## Work to be completed
Of the lines in the records that follow, how many include the word "clearable"? Answer with a bare number.

## Supplied material
--------

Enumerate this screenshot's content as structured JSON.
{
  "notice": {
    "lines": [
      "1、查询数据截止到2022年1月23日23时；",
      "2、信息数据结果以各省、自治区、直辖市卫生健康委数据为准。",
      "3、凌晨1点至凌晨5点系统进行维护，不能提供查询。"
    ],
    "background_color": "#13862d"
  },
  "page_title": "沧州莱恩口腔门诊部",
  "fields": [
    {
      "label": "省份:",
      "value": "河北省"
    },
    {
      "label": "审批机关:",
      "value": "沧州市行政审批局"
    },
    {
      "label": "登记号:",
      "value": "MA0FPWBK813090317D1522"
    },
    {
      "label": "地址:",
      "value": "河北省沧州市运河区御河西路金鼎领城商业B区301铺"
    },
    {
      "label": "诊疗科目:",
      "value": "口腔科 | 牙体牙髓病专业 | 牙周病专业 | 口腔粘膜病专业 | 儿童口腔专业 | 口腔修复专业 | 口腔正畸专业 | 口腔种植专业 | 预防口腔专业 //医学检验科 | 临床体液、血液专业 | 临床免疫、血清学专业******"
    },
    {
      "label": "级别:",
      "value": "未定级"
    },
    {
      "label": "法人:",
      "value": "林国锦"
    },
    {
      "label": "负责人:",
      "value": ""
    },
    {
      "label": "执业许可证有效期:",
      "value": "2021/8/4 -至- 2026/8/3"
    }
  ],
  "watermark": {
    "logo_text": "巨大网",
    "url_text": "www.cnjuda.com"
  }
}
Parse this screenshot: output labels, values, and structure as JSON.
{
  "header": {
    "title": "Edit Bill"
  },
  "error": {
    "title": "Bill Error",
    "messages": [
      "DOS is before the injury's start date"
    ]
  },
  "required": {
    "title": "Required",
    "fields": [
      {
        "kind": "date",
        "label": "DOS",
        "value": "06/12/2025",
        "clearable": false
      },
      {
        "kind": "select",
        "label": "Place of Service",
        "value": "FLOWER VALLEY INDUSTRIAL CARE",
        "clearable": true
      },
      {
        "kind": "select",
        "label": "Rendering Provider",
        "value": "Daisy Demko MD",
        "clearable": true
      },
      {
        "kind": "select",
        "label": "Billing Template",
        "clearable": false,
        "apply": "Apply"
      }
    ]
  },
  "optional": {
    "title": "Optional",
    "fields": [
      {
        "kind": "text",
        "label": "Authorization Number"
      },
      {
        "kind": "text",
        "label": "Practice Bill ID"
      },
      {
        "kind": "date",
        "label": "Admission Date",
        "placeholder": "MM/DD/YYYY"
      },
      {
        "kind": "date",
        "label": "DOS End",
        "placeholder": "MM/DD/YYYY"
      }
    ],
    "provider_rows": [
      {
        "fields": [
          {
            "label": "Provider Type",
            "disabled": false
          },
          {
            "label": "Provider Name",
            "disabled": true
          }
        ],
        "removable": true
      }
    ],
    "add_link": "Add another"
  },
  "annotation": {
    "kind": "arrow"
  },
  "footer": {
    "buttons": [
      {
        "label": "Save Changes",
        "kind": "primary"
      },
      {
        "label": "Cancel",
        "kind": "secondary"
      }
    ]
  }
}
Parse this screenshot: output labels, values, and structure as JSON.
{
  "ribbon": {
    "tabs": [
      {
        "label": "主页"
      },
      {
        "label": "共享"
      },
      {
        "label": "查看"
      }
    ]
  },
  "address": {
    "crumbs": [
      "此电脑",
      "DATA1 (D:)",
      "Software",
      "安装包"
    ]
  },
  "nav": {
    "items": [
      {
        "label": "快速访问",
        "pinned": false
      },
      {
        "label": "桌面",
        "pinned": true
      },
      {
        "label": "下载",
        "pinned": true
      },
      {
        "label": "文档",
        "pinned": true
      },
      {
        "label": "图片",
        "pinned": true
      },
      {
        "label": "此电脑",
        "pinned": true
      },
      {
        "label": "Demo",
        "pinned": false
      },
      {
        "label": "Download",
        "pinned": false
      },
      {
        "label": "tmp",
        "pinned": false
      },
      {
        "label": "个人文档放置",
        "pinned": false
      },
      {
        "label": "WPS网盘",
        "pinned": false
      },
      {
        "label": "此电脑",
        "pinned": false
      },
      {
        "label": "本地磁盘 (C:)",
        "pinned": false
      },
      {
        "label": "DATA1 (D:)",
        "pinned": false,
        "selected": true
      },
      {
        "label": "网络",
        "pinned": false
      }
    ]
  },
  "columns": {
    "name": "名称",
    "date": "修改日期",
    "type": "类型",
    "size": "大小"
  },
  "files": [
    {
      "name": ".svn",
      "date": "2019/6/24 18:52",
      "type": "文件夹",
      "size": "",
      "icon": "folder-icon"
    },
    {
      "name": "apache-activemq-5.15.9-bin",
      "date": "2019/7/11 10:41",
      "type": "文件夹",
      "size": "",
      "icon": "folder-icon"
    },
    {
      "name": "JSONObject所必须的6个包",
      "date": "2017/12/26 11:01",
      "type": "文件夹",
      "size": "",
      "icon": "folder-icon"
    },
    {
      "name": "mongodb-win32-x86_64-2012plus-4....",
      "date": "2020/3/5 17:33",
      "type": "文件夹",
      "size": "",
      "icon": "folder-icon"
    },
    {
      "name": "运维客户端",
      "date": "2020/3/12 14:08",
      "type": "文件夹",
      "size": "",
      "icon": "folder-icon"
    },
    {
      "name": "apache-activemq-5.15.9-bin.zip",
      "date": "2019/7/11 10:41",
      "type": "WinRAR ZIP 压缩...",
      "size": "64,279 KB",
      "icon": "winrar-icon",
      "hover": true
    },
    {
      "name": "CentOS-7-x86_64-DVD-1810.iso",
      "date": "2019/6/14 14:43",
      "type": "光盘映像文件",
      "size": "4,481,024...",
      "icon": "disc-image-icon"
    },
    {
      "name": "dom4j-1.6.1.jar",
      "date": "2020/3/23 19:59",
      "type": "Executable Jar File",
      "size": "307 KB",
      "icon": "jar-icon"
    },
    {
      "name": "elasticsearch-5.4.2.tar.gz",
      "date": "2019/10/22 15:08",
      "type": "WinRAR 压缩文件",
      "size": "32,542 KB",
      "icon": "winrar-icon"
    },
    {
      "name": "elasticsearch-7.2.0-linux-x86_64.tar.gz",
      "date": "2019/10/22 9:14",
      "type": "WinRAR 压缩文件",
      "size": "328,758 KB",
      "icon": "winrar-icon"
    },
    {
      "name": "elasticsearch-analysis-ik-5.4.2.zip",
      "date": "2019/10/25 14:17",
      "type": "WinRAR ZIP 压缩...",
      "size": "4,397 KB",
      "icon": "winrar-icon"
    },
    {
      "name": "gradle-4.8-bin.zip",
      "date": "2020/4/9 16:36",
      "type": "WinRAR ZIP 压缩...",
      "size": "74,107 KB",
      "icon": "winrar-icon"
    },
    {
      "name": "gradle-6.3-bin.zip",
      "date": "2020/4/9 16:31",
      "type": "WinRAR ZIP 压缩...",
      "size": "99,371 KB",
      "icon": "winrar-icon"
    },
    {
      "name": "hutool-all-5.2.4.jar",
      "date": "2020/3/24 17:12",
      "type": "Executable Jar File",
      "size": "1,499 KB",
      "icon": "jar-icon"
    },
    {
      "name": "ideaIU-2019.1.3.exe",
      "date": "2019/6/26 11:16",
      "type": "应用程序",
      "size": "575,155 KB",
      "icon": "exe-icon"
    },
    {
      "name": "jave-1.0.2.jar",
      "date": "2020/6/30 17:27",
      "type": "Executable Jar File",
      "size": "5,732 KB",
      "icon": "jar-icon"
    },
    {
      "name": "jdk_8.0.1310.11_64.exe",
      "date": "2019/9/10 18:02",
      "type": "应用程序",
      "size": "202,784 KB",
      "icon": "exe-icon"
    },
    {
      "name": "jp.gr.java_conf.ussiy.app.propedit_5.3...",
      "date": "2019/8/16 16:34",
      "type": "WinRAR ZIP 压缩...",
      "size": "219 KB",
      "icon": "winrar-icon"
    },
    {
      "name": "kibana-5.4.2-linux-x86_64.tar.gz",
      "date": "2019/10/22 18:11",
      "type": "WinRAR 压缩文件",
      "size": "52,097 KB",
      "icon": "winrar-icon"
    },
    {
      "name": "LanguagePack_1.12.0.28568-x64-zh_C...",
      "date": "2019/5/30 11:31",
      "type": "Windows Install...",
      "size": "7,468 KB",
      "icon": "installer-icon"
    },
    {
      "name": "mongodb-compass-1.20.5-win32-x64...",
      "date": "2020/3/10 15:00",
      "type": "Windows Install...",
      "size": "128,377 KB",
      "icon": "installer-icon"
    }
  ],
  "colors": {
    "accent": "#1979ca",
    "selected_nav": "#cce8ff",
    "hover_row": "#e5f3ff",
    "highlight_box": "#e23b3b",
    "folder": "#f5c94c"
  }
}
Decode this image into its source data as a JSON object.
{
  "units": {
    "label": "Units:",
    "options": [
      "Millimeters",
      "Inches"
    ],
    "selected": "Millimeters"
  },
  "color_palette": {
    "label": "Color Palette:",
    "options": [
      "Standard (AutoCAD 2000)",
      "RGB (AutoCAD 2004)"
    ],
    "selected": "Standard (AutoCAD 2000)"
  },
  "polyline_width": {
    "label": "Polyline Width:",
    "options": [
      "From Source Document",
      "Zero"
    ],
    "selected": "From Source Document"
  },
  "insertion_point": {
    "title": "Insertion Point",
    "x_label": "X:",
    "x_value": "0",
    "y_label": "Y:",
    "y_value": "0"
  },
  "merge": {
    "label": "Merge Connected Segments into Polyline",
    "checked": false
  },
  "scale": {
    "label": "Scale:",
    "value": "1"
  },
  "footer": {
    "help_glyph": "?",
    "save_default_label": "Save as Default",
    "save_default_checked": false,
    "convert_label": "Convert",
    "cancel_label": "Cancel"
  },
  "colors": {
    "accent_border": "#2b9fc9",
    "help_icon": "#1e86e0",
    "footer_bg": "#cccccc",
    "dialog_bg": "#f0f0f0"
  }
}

--------

## Problem solution
4